__Instructions to follow__: Repeat the data in full. Drop every picture.
★ ★ ★ ★ ★ ★ ★
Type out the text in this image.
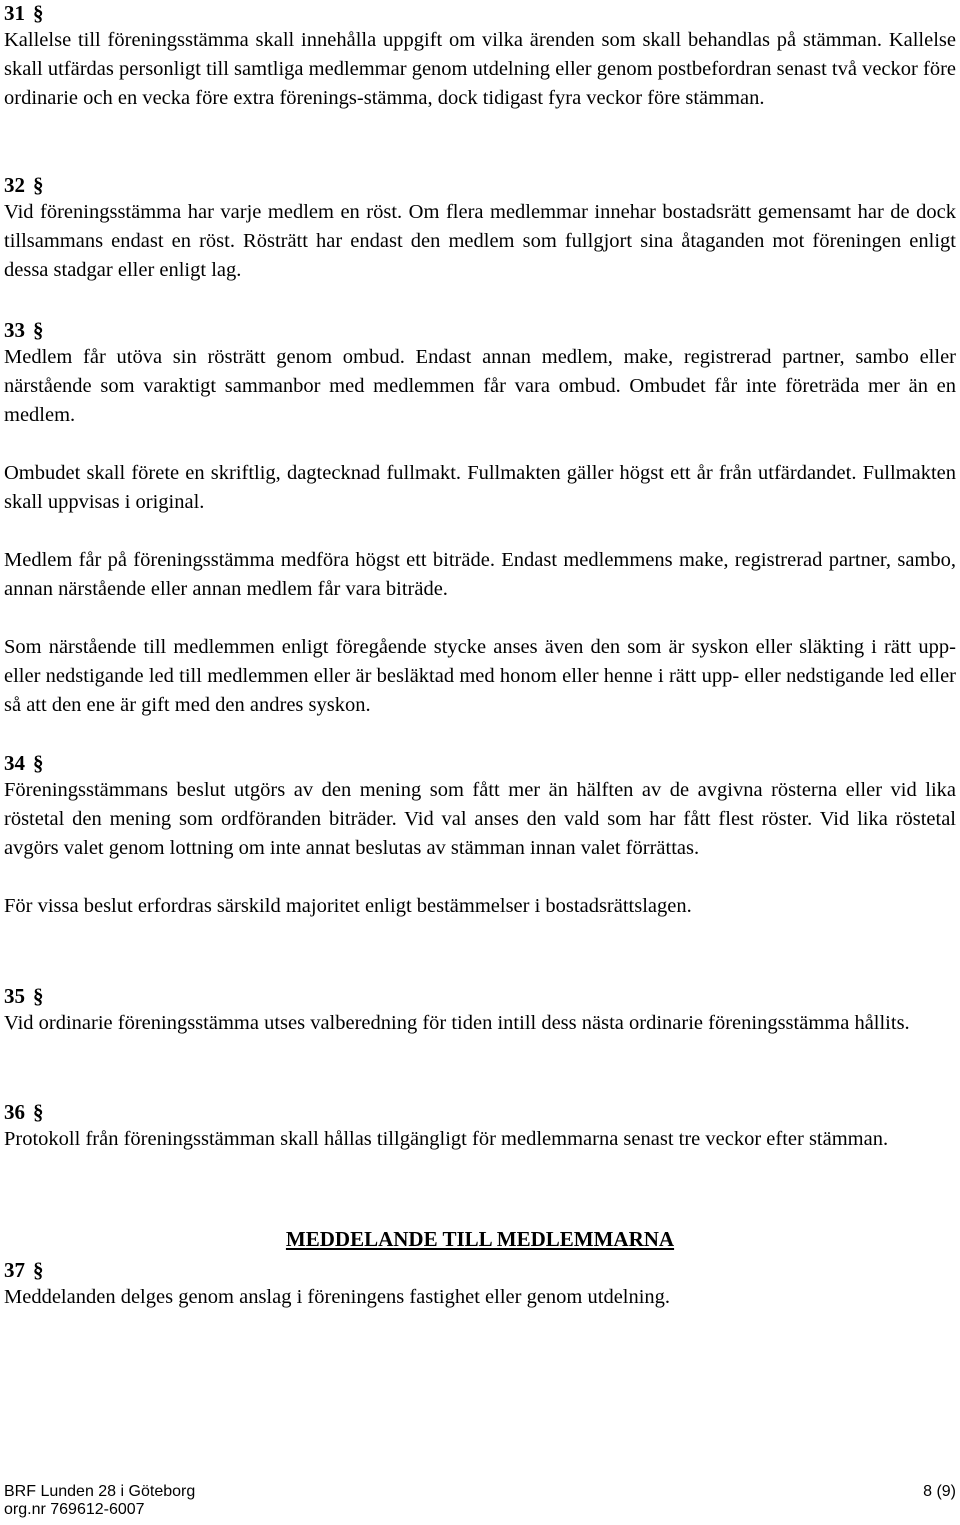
31 §

Kallelse till föreningsstämma skall innehålla uppgift om vilka ärenden som skall behandlas på stämman. Kallelse skall utfärdas personligt till samtliga medlemmar genom utdelning eller genom postbefordran senast två veckor före ordinarie och en vecka före extra förenings-stämma, dock tidigast fyra veckor före stämman.

32 §

Vid föreningsstämma har varje medlem en röst. Om flera medlemmar innehar bostadsrätt gemensamt har de dock tillsammans endast en röst. Rösträtt har endast den medlem som fullgjort sina åtaganden mot föreningen enligt dessa stadgar eller enligt lag.

33 §

Medlem får utöva sin rösträtt genom ombud. Endast annan medlem, make, registrerad partner, sambo eller närstående som varaktigt sammanbor med medlemmen får vara ombud. Ombudet får inte företräda mer än en medlem.

Ombudet skall förete en skriftlig, dagtecknad fullmakt. Fullmakten gäller högst ett år från utfärdandet. Fullmakten skall uppvisas i original.

Medlem får på föreningsstämma medföra högst ett biträde. Endast medlemmens make, registrerad partner, sambo, annan närstående eller annan medlem får vara biträde.

Som närstående till medlemmen enligt föregående stycke anses även den som är syskon eller släkting i rätt upp- eller nedstigande led till medlemmen eller är besläktad med honom eller henne i rätt upp- eller nedstigande led eller så att den ene är gift med den andres syskon.

34 §

Föreningsstämmans beslut utgörs av den mening som fått mer än hälften av de avgivna rösterna eller vid lika röstetal den mening som ordföranden biträder. Vid val anses den vald som har fått flest röster. Vid lika röstetal avgörs valet genom lottning om inte annat beslutas av stämman innan valet förrättas.

För vissa beslut erfordras särskild majoritet enligt bestämmelser i bostadsrättslagen.

35 §

Vid ordinarie föreningsstämma utses valberedning för tiden intill dess nästa ordinarie föreningsstämma hållits.

36 §

Protokoll från föreningsstämman skall hållas tillgängligt för medlemmarna senast tre veckor efter stämman.

MEDDELANDE TILL MEDLEMMARNA
37 §

Meddelanden delges genom anslag i föreningens fastighet eller genom utdelning.

BRF Lunden 28 i Göteborg	8 (9)
org.nr 769612-6007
★ ★ ★ ★ ★ ★ ★
__Task solution__:
Type out the text in this image.
31 §

Kallelse till föreningsstämma skall innehålla uppgift om vilka ärenden som skall behandlas på stämman. Kallelse skall utfärdas personligt till samtliga medlemmar genom utdelning eller genom postbefordran senast två veckor före ordinarie och en vecka före extra förenings-stämma, dock tidigast fyra veckor före stämman.

32 §

Vid föreningsstämma har varje medlem en röst. Om flera medlemmar innehar bostadsrätt gemensamt har de dock tillsammans endast en röst. Rösträtt har endast den medlem som fullgjort sina åtaganden mot föreningen enligt dessa stadgar eller enligt lag.

33 §

Medlem får utöva sin rösträtt genom ombud. Endast annan medlem, make, registrerad partner, sambo eller närstående som varaktigt sammanbor med medlemmen får vara ombud. Ombudet får inte företräda mer än en medlem.

Ombudet skall förete en skriftlig, dagtecknad fullmakt. Fullmakten gäller högst ett år från utfärdandet. Fullmakten skall uppvisas i original.

Medlem får på föreningsstämma medföra högst ett biträde. Endast medlemmens make, registrerad partner, sambo, annan närstående eller annan medlem får vara biträde.

Som närstående till medlemmen enligt föregående stycke anses även den som är syskon eller släkting i rätt upp- eller nedstigande led till medlemmen eller är besläktad med honom eller henne i rätt upp- eller nedstigande led eller så att den ene är gift med den andres syskon.

34 §

Föreningsstämmans beslut utgörs av den mening som fått mer än hälften av de avgivna rösterna eller vid lika röstetal den mening som ordföranden biträder. Vid val anses den vald som har fått flest röster. Vid lika röstetal avgörs valet genom lottning om inte annat beslutas av stämman innan valet förrättas.

För vissa beslut erfordras särskild majoritet enligt bestämmelser i bostadsrättslagen.

35 §

Vid ordinarie föreningsstämma utses valberedning för tiden intill dess nästa ordinarie föreningsstämma hållits.

36 §

Protokoll från föreningsstämman skall hållas tillgängligt för medlemmarna senast tre veckor efter stämman.

MEDDELANDE TILL MEDLEMMARNA
37 §

Meddelanden delges genom anslag i föreningens fastighet eller genom utdelning.

BRF Lunden 28 i Göteborg	8 (9)
org.nr 769612-6007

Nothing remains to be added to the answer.